> Stated exercise:
Each line of the listing that contains the word "kompetente" is to be copied.
━━ Records to process ━━
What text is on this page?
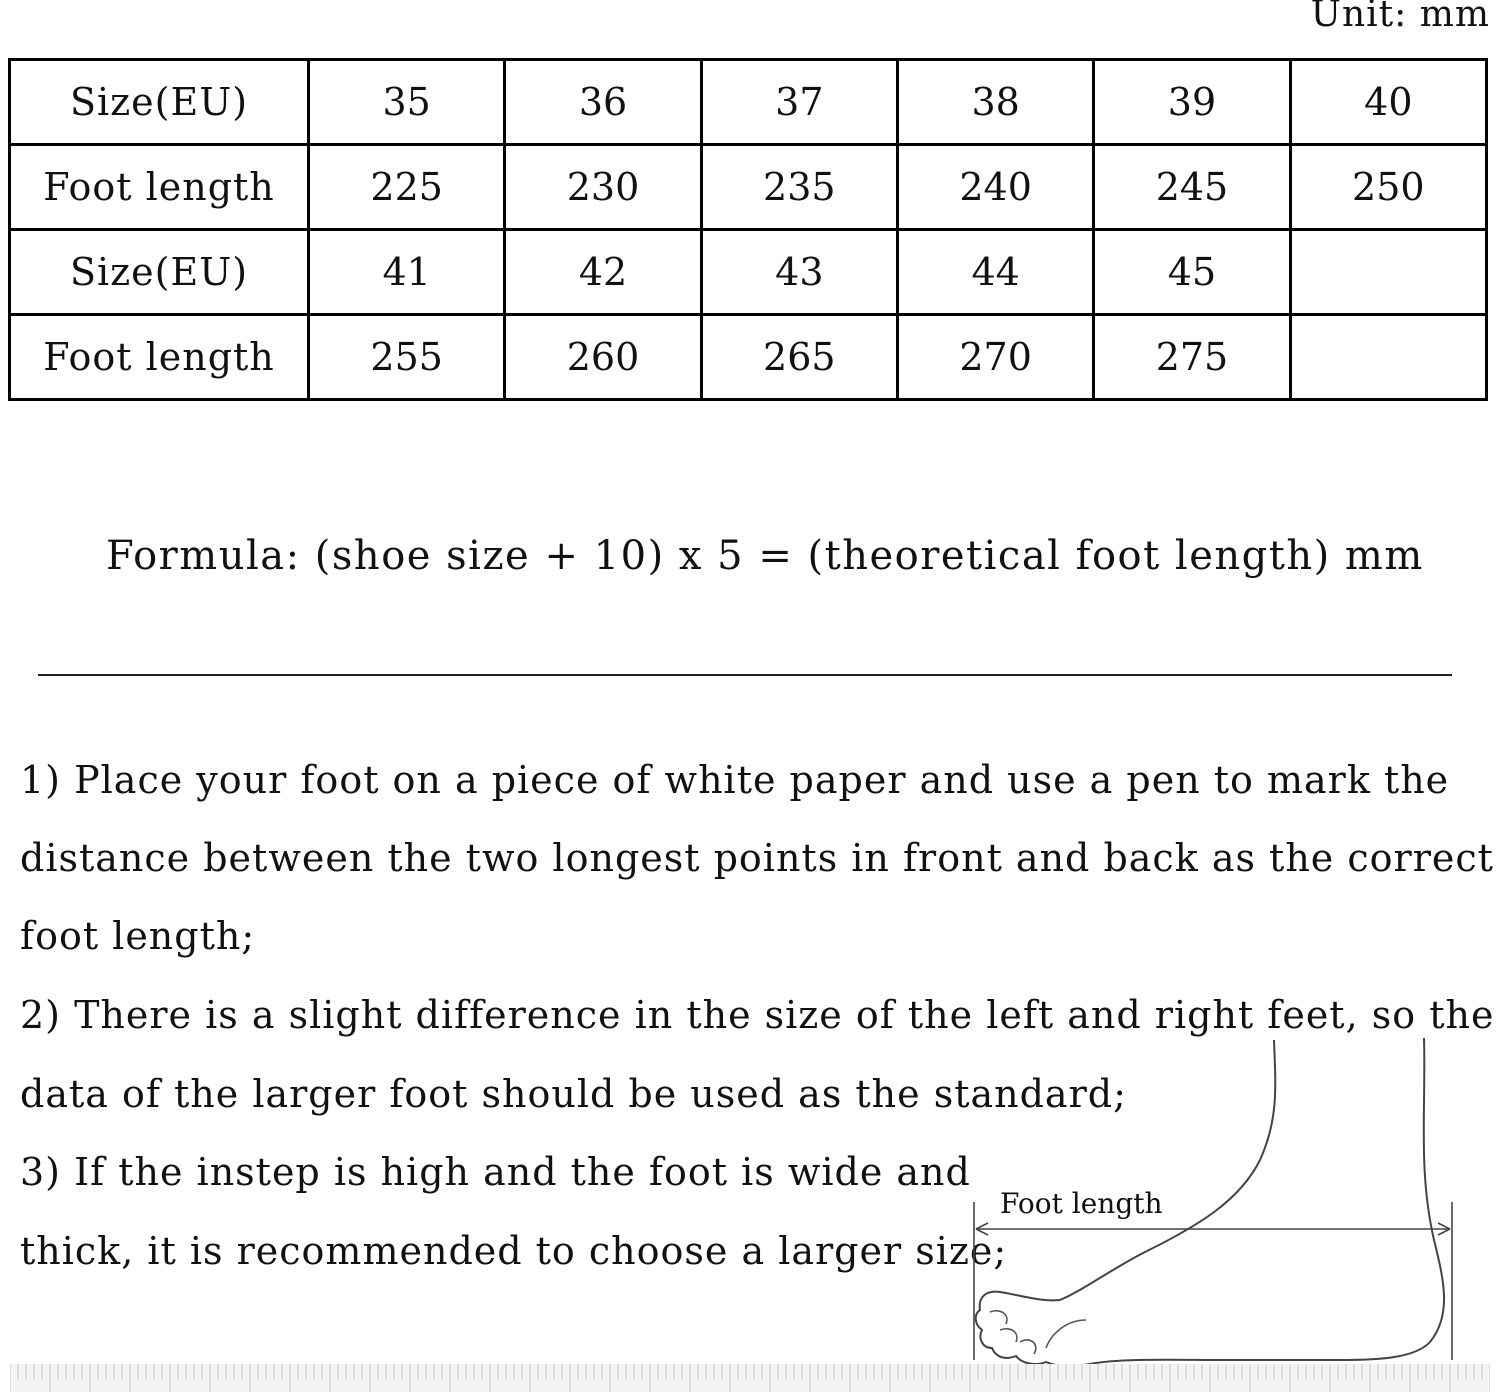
Unit: mm
Size(EU)	35	36	37	38	39	40
Foot length	225	230	235	240	245	250
Size(EU)	41	42	43	44	45	
Foot length	255	260	265	270	275	
Formula: (shoe size + 10) x 5 = (theoretical foot length) mm
1) Place your foot on a piece of white paper and use a pen to mark the
distance between the two longest points in front and back as the correct
foot length;
2) There is a slight difference in the size of the left and right feet, so the
data of the larger foot should be used as the standard;
3) If the instep is high and the foot is wide and
thick, it is recommended to choose a larger size;
Foot length
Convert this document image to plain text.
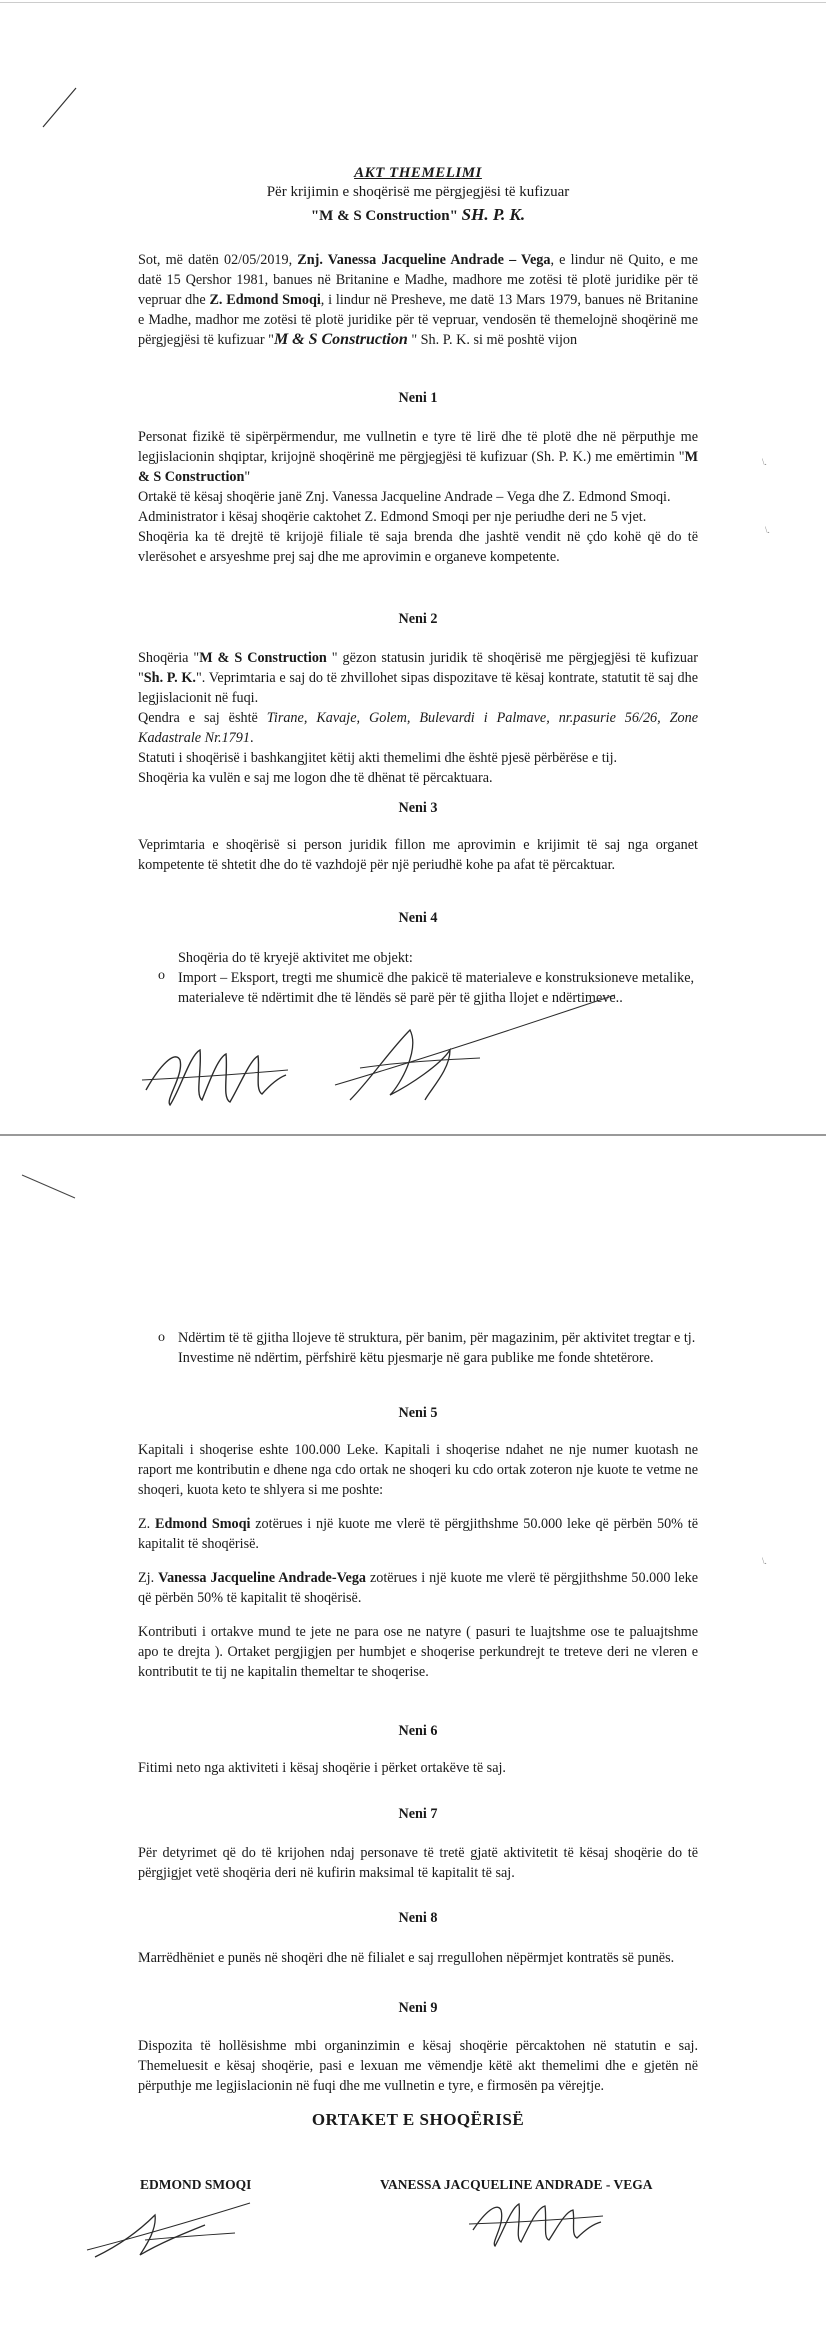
AKT THEMELIMI
Për krijimin e shoqërisë me përgjegjësi të kufizuar
"M & S Construction" SH. P. K.

Sot, më datën 02/05/2019, Znj. Vanessa Jacqueline Andrade – Vega, e lindur në Quito, e me datë 15 Qershor 1981, banues në Britanine e Madhe, madhore me zotësi të plotë juridike për të vepruar dhe Z. Edmond Smoqi, i lindur në Presheve, me datë 13 Mars 1979, banues në Britanine e Madhe, madhor me zotësi të plotë juridike për të vepruar, vendosën të themelojnë shoqërinë me përgjegjësi të kufizuar "M & S Construction " Sh. P. K. si më poshtë vijon

Neni 1

Personat fizikë të sipërpërmendur, me vullnetin e tyre të lirë dhe të plotë dhe në përputhje me legjislacionin shqiptar, krijojnë shoqërinë me përgjegjësi të kufizuar (Sh. P. K.) me emërtimin "M & S Construction"

Ortakë të kësaj shoqërie janë Znj. Vanessa Jacqueline Andrade – Vega dhe Z. Edmond Smoqi.

Administrator i kësaj shoqërie caktohet Z. Edmond Smoqi per nje periudhe deri ne 5 vjet.

Shoqëria ka të drejtë të krijojë filiale të saja brenda dhe jashtë vendit në çdo kohë që do të vlerësohet e arsyeshme prej saj dhe me aprovimin e organeve kompetente.

Neni 2

Shoqëria "M & S Construction " gëzon statusin juridik të shoqërisë me përgjegjësi të kufizuar "Sh. P. K.". Veprimtaria e saj do të zhvillohet sipas dispozitave të kësaj kontrate, statutit të saj dhe legjislacionit në fuqi.

Qendra e saj është Tirane, Kavaje, Golem, Bulevardi i Palmave, nr.pasurie 56/26, Zone Kadastrale Nr.1791.

Statuti i shoqërisë i bashkangjitet këtij akti themelimi dhe është pjesë përbërëse e tij.

Shoqëria ka vulën e saj me logon dhe të dhënat të përcaktuara.

Neni 3

Veprimtaria e shoqërisë si person juridik fillon me aprovimin e krijimit të saj nga organet kompetente të shtetit dhe do të vazhdojë për një periudhë kohe pa afat të përcaktuar.

Neni 4
Shoqëria do të kryejë aktivitet me objekt:
o Import – Eksport, tregti me shumicë dhe pakicë të materialeve e konstruksioneve metalike, materialeve të ndërtimit dhe të lëndës së parë për të gjitha llojet e ndërtimeve..
\.
\.
o Ndërtim të të gjitha llojeve të struktura, për banim, për magazinim, për aktivitet tregtar e tj. Investime në ndërtim, përfshirë këtu pjesmarje në gara publike me fonde shtetërore.
Neni 5

Kapitali i shoqerise eshte 100.000 Leke. Kapitali i shoqerise ndahet ne nje numer kuotash ne raport me kontributin e dhene nga cdo ortak ne shoqeri ku cdo ortak zoteron nje kuote te vetme ne shoqeri, kuota keto te shlyera si me poshte:

Z. Edmond Smoqi zotërues i një kuote me vlerë të përgjithshme 50.000 leke që përbën 50% të kapitalit të shoqërisë.

Zj. Vanessa Jacqueline Andrade-Vega zotërues i një kuote me vlerë të përgjithshme 50.000 leke që përbën 50% të kapitalit të shoqërisë.

Kontributi i ortakve mund te jete ne para ose ne natyre ( pasuri te luajtshme ose te paluajtshme apo te drejta ). Ortaket pergjigjen per humbjet e shoqerise perkundrejt te treteve deri ne vleren e kontributit te tij ne kapitalin themeltar te shoqerise.

Neni 6
Fitimi neto nga aktiviteti i kësaj shoqërie i përket ortakëve të saj.
Neni 7
Për detyrimet që do të krijohen ndaj personave të tretë gjatë aktivitetit të kësaj shoqërie do të përgjigjet vetë shoqëria deri në kufirin maksimal të kapitalit të saj.
Neni 8
Marrëdhëniet e punës në shoqëri dhe në filialet e saj rregullohen nëpërmjet kontratës së punës.
Neni 9
Dispozita të hollësishme mbi organinzimin e kësaj shoqërie përcaktohen në statutin e saj. Themeluesit e kësaj shoqërie, pasi e lexuan me vëmendje këtë akt themelimi dhe e gjetën në përputhje me legjislacionin në fuqi dhe me vullnetin e tyre, e firmosën pa vërejtje.
\.
ORTAKET E SHOQËRISË
EDMOND SMOQI	VANESSA JACQUELINE ANDRADE - VEGA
━━━
> Answer for this exercise:
Shoqëria ka të drejtë të krijojë filiale të saja brenda dhe jashtë vendit në çdo kohë që do të vlerësohet e arsyeshme prej saj dhe me aprovimin e organeve kompetente.
Veprimtaria e shoqërisë si person juridik fillon me aprovimin e krijimit të saj nga organet kompetente të shtetit dhe do të vazhdojë për një periudhë kohe pa afat të përcaktuar.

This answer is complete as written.